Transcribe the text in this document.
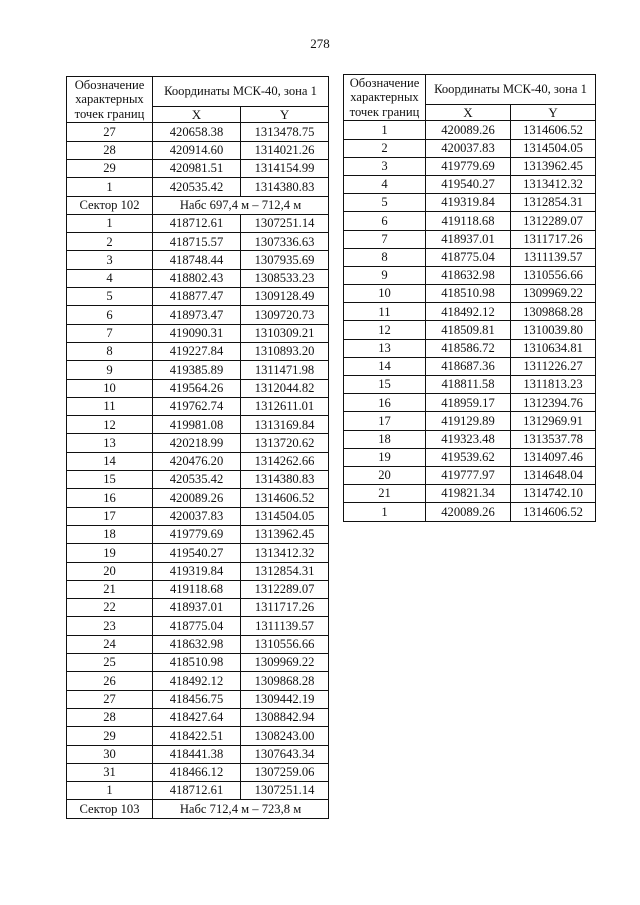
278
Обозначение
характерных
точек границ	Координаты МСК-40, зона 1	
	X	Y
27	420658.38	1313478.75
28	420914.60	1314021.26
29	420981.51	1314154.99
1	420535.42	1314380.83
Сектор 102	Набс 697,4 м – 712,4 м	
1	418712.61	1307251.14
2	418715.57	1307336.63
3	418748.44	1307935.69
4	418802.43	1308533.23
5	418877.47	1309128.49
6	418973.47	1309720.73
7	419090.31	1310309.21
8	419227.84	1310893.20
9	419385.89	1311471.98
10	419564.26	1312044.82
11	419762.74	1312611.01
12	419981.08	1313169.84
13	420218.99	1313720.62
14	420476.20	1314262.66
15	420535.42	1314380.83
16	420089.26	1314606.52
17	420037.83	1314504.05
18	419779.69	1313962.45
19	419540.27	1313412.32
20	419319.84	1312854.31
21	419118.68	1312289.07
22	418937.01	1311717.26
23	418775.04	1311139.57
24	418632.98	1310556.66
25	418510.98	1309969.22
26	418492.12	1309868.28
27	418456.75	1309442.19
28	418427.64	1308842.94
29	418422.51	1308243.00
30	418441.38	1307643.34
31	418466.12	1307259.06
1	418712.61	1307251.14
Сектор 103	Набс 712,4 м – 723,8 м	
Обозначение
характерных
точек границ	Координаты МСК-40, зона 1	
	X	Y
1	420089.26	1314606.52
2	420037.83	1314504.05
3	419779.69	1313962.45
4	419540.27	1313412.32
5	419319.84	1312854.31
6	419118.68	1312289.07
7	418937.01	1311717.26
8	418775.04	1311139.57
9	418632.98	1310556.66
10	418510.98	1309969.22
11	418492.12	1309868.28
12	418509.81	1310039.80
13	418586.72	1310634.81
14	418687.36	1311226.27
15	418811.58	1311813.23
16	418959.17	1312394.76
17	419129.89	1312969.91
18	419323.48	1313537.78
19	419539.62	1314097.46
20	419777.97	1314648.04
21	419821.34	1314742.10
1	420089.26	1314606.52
* * *
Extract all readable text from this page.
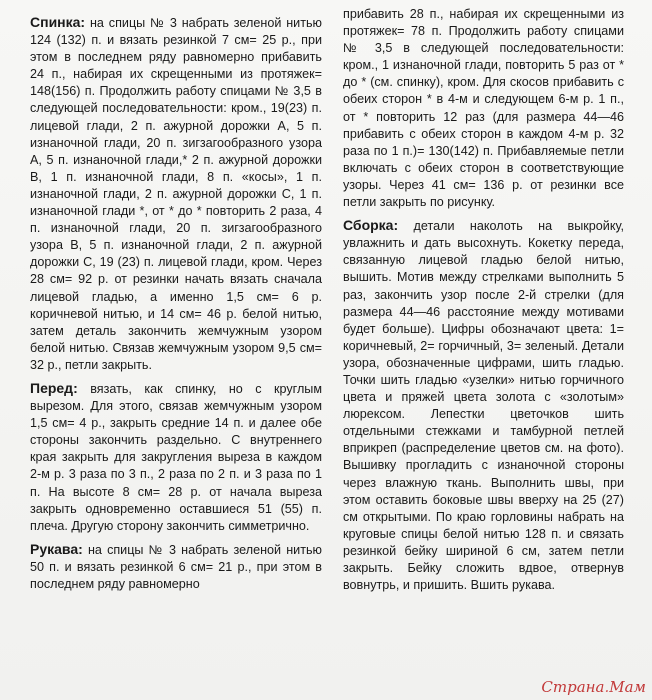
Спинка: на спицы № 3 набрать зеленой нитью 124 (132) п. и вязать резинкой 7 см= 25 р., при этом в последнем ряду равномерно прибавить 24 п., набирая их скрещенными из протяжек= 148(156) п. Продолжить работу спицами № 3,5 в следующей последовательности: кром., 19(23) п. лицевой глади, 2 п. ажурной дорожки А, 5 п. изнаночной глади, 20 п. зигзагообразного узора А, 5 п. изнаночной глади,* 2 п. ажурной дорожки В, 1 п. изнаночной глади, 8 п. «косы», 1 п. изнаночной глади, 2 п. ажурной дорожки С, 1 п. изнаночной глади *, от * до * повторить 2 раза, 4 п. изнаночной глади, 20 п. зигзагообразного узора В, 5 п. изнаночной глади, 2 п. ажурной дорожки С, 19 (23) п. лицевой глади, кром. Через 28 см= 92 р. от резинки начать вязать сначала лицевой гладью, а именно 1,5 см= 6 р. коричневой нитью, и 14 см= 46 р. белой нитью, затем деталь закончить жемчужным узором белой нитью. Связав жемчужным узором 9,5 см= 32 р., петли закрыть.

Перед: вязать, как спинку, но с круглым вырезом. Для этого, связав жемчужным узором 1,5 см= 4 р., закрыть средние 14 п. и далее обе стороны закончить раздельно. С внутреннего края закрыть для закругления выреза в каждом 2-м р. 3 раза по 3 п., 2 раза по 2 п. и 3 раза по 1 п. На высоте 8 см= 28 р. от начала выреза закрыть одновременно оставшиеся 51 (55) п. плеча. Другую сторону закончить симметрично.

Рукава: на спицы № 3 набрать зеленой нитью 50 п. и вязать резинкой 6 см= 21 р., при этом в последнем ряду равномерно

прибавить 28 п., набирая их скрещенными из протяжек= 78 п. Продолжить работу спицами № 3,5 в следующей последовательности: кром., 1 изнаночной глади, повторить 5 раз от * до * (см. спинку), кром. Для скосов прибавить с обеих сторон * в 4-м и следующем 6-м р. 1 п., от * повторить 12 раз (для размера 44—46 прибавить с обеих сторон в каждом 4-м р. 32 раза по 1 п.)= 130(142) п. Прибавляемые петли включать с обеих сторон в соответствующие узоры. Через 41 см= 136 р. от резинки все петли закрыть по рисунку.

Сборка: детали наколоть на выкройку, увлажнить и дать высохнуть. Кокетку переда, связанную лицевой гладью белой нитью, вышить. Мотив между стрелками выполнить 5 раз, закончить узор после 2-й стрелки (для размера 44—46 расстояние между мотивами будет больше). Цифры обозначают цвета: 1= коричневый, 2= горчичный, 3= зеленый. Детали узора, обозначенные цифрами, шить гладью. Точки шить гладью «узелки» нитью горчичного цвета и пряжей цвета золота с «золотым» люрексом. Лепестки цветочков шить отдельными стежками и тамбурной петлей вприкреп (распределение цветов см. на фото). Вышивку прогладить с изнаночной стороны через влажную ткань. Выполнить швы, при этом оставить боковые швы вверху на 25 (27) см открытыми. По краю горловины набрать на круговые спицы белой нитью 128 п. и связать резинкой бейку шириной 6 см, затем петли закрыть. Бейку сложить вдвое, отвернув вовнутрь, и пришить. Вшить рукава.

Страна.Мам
* * *
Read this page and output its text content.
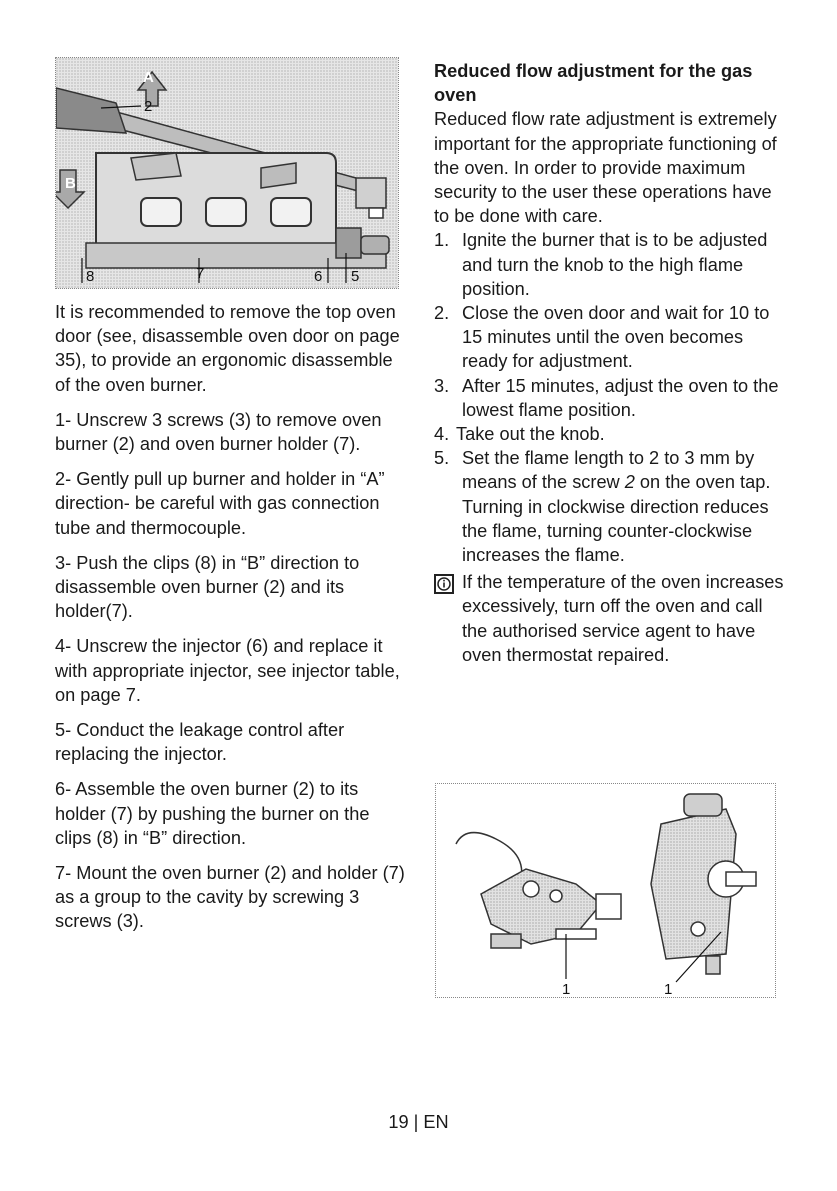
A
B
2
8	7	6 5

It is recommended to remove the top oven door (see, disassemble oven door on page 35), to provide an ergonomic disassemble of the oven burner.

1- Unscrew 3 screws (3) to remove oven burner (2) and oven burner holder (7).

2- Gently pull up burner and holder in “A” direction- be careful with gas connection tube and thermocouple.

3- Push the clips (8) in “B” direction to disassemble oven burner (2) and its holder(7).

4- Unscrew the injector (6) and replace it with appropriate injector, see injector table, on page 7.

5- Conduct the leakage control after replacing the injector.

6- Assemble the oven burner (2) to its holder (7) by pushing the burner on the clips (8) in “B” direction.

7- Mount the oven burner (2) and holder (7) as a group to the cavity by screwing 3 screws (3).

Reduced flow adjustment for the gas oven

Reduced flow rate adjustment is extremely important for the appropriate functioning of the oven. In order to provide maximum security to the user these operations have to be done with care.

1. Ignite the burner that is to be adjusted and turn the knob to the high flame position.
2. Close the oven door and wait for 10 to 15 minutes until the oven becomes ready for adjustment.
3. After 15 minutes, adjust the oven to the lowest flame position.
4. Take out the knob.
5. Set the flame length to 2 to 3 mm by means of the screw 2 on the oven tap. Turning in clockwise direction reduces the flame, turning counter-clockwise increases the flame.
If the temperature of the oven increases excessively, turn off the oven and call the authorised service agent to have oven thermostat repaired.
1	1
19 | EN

# [Work required]
Identify each line in the records above that contains the word "injector", and copy it out in full.

# [Result of the exercise]
4- Unscrew the injector (6) and replace it with appropriate injector, see injector table, on page 7.
5- Conduct the leakage control after replacing the injector.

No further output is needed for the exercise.